**ASSIGNED TASK**
Pictures are not part of the copy; reproduce the remaining data exactly.
- - - -
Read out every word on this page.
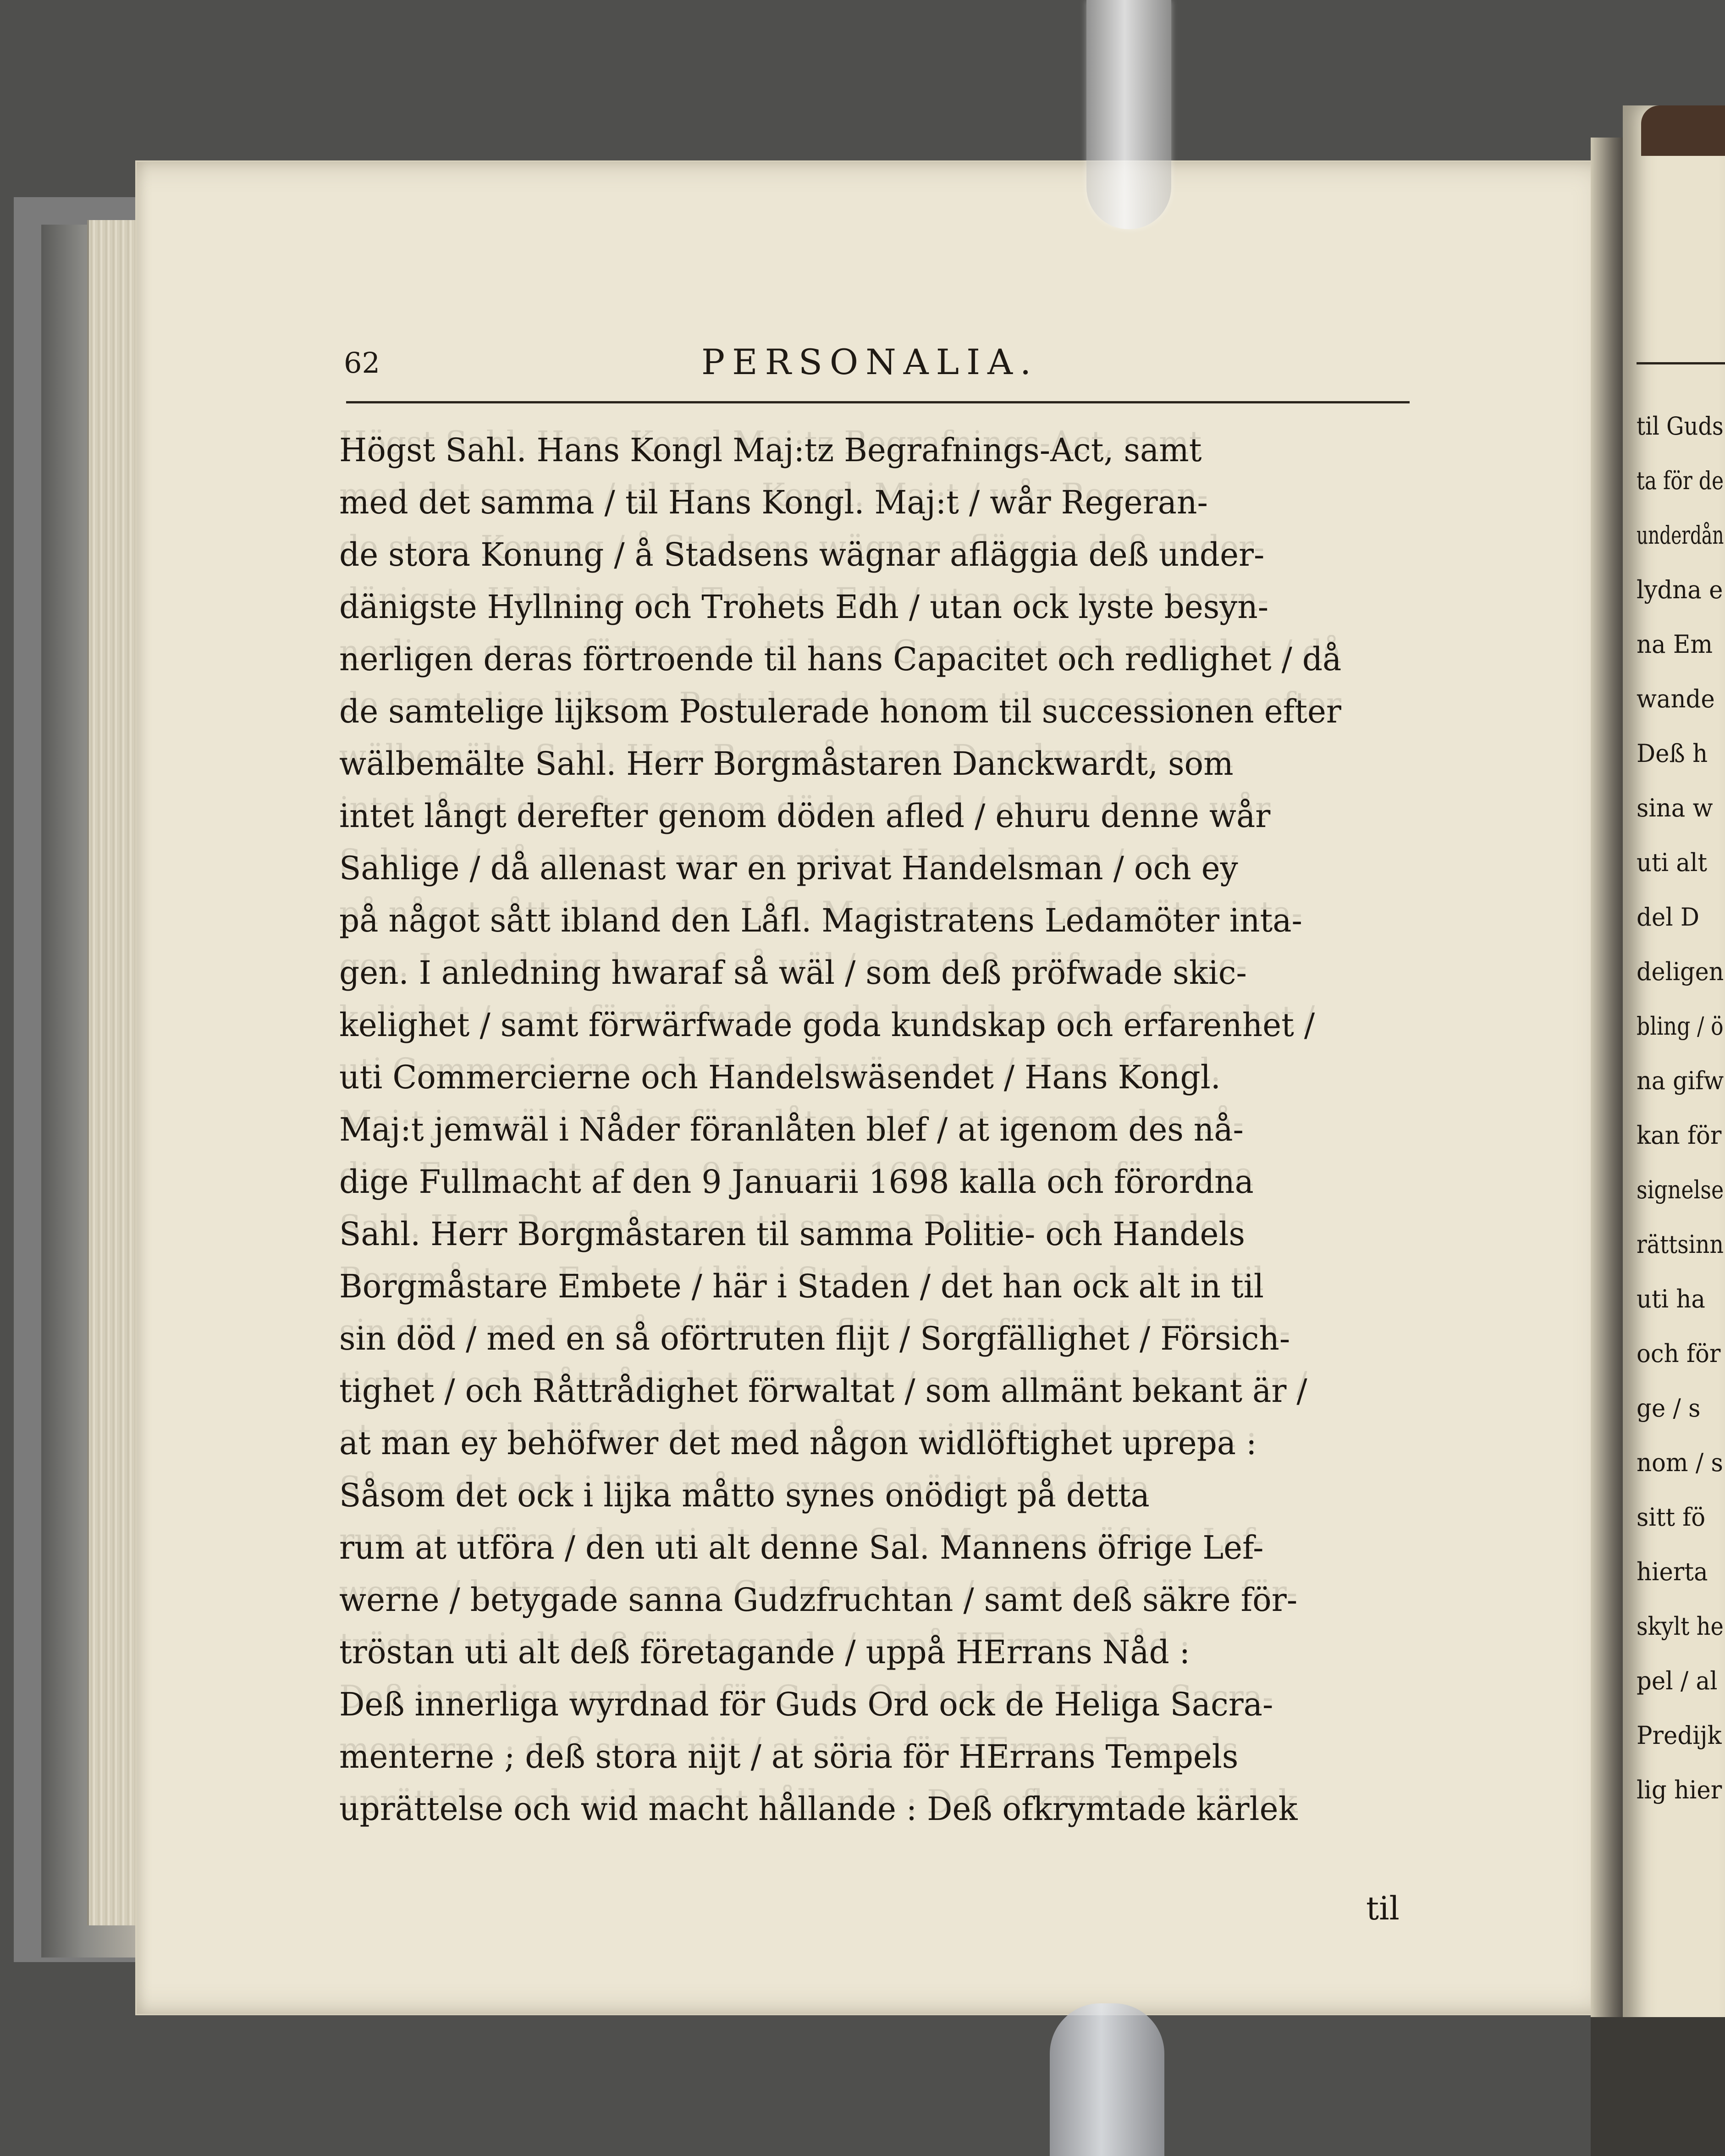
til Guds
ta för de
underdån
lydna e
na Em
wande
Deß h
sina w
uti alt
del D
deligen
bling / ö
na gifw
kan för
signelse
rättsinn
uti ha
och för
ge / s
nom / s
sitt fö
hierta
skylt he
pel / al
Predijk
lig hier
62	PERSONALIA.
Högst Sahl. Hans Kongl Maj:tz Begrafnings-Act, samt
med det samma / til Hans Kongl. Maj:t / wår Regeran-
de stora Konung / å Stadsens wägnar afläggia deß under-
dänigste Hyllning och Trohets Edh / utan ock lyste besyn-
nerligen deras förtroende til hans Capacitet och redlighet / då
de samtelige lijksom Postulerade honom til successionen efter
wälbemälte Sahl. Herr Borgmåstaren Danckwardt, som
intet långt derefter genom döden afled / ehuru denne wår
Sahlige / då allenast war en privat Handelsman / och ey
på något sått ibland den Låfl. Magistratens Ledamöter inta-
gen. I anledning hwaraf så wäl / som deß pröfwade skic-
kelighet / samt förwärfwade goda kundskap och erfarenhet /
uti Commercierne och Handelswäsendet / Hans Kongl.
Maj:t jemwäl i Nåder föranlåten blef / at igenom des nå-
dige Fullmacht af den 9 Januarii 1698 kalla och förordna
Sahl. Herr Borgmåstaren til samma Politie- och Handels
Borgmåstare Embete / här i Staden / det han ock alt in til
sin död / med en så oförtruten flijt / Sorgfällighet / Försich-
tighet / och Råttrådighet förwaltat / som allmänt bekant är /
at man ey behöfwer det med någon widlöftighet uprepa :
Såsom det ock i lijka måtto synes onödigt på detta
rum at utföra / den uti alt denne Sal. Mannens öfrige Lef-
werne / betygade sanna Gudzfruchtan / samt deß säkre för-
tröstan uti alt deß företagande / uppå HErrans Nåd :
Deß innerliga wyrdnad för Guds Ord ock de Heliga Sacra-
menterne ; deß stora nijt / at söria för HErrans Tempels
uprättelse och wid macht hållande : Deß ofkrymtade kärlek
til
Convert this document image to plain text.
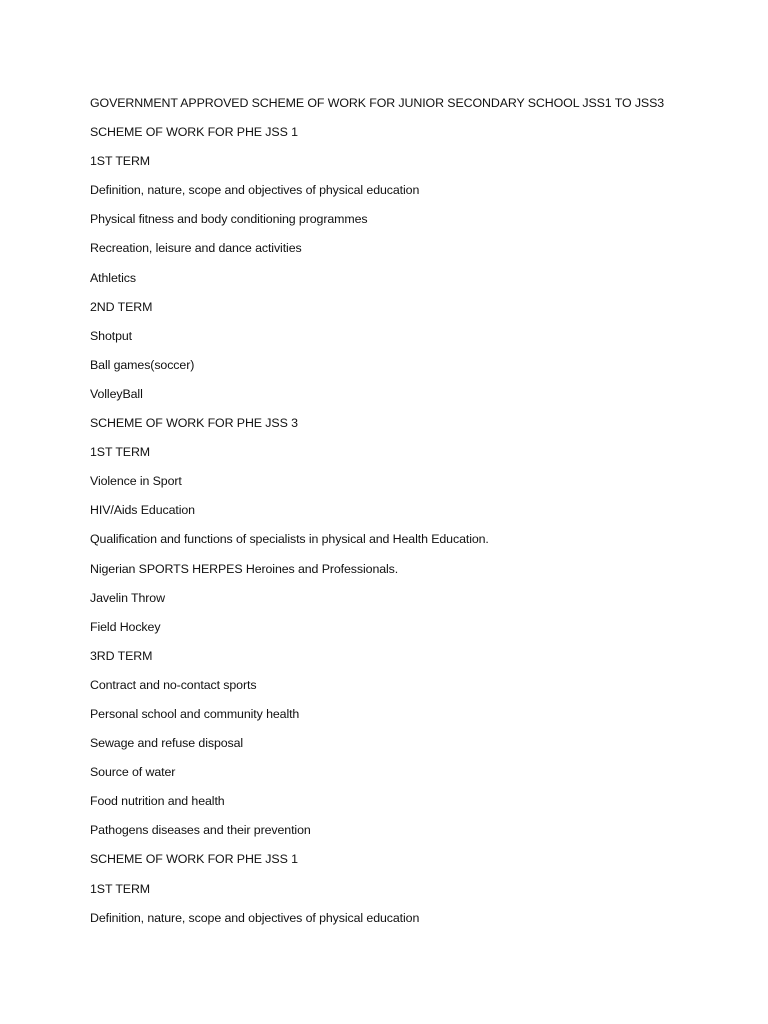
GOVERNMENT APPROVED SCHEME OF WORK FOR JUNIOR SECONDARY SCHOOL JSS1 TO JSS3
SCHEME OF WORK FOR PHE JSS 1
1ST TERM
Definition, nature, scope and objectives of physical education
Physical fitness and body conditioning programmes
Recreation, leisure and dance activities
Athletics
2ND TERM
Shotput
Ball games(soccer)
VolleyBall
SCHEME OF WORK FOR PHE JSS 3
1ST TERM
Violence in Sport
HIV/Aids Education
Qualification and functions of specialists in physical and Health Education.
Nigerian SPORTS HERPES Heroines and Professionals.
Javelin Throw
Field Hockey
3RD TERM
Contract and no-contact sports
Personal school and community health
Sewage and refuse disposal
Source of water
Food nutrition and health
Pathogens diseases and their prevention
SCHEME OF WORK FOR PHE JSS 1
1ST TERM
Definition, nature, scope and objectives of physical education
- - - -
**FINISHED TASK**
Read out every word on this page.
til Guds
ta för de
underdån
lydna e
na Em
wande
Deß h
sina w
uti alt
del D
deligen
bling / ö
na gifw
kan för
signelse
rättsinn
uti ha
och för
ge / s
nom / s
sitt fö
hierta
skylt he
pel / al
Predijk
lig hier
62	PERSONALIA.
Högst Sahl. Hans Kongl Maj:tz Begrafnings-Act, samt
med det samma / til Hans Kongl. Maj:t / wår Regeran-
de stora Konung / å Stadsens wägnar afläggia deß under-
dänigste Hyllning och Trohets Edh / utan ock lyste besyn-
nerligen deras förtroende til hans Capacitet och redlighet / då
de samtelige lijksom Postulerade honom til successionen efter
wälbemälte Sahl. Herr Borgmåstaren Danckwardt, som
intet långt derefter genom döden afled / ehuru denne wår
Sahlige / då allenast war en privat Handelsman / och ey
på något sått ibland den Låfl. Magistratens Ledamöter inta-
gen. I anledning hwaraf så wäl / som deß pröfwade skic-
kelighet / samt förwärfwade goda kundskap och erfarenhet /
uti Commercierne och Handelswäsendet / Hans Kongl.
Maj:t jemwäl i Nåder föranlåten blef / at igenom des nå-
dige Fullmacht af den 9 Januarii 1698 kalla och förordna
Sahl. Herr Borgmåstaren til samma Politie- och Handels
Borgmåstare Embete / här i Staden / det han ock alt in til
sin död / med en så oförtruten flijt / Sorgfällighet / Försich-
tighet / och Råttrådighet förwaltat / som allmänt bekant är /
at man ey behöfwer det med någon widlöftighet uprepa :
Såsom det ock i lijka måtto synes onödigt på detta
rum at utföra / den uti alt denne Sal. Mannens öfrige Lef-
werne / betygade sanna Gudzfruchtan / samt deß säkre för-
tröstan uti alt deß företagande / uppå HErrans Nåd :
Deß innerliga wyrdnad för Guds Ord ock de Heliga Sacra-
menterne ; deß stora nijt / at söria för HErrans Tempels
uprättelse och wid macht hållande : Deß ofkrymtade kärlek
til
Convert this document image to plain text.
GOVERNMENT APPROVED SCHEME OF WORK FOR JUNIOR SECONDARY SCHOOL JSS1 TO JSS3
SCHEME OF WORK FOR PHE JSS 1
1ST TERM
Definition, nature, scope and objectives of physical education
Physical fitness and body conditioning programmes
Recreation, leisure and dance activities
Athletics
2ND TERM
Shotput
Ball games(soccer)
VolleyBall
SCHEME OF WORK FOR PHE JSS 3
1ST TERM
Violence in Sport
HIV/Aids Education
Qualification and functions of specialists in physical and Health Education.
Nigerian SPORTS HERPES Heroines and Professionals.
Javelin Throw
Field Hockey
3RD TERM
Contract and no-contact sports
Personal school and community health
Sewage and refuse disposal
Source of water
Food nutrition and health
Pathogens diseases and their prevention
SCHEME OF WORK FOR PHE JSS 1
1ST TERM
Definition, nature, scope and objectives of physical education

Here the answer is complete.